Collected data

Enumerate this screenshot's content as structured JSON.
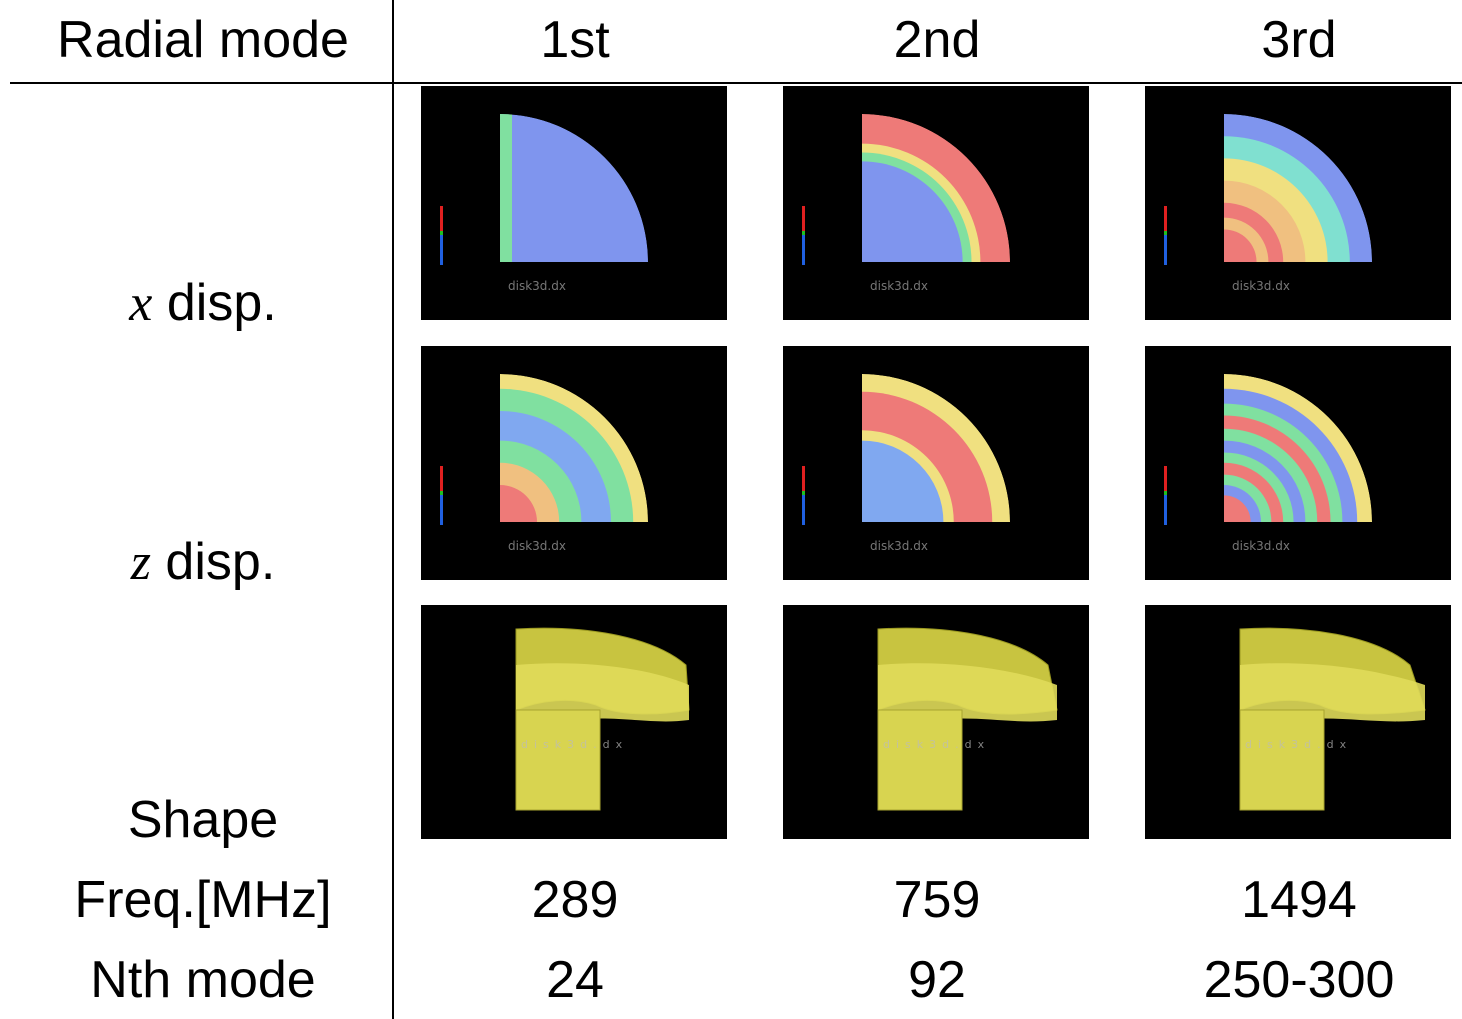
{
  "header": {
    "row_label": "Radial mode",
    "columns": [
      "1st",
      "2nd",
      "3rd"
    ]
  },
  "rows": [
    {
      "label_var": "x",
      "label": "disp."
    },
    {
      "label_var": "z",
      "label": "disp."
    },
    {
      "label": "Shape"
    },
    {
      "label": "Freq.[MHz]",
      "values": [
        289,
        759,
        1494
      ]
    },
    {
      "label": "Nth mode",
      "values": [
        24,
        92,
        "250-300"
      ]
    }
  ],
  "image_caption": "disk3d.dx"
}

* **THE PROBLEM**
Go through the listing above and quote it exactly, apart from its images.

* **SOLUTION**
Enumerate this screenshot's content as structured JSON.
{
  "header": {
    "row_label": "Radial mode",
    "columns": [
      "1st",
      "2nd",
      "3rd"
    ]
  },
  "rows": [
    {
      "label_var": "x",
      "label": "disp."
    },
    {
      "label_var": "z",
      "label": "disp."
    },
    {
      "label": "Shape"
    },
    {
      "label": "Freq.[MHz]",
      "values": [
        289,
        759,
        1494
      ]
    },
    {
      "label": "Nth mode",
      "values": [
        24,
        92,
        "250-300"
      ]
    }
  ],
  "image_caption": "disk3d.dx"
}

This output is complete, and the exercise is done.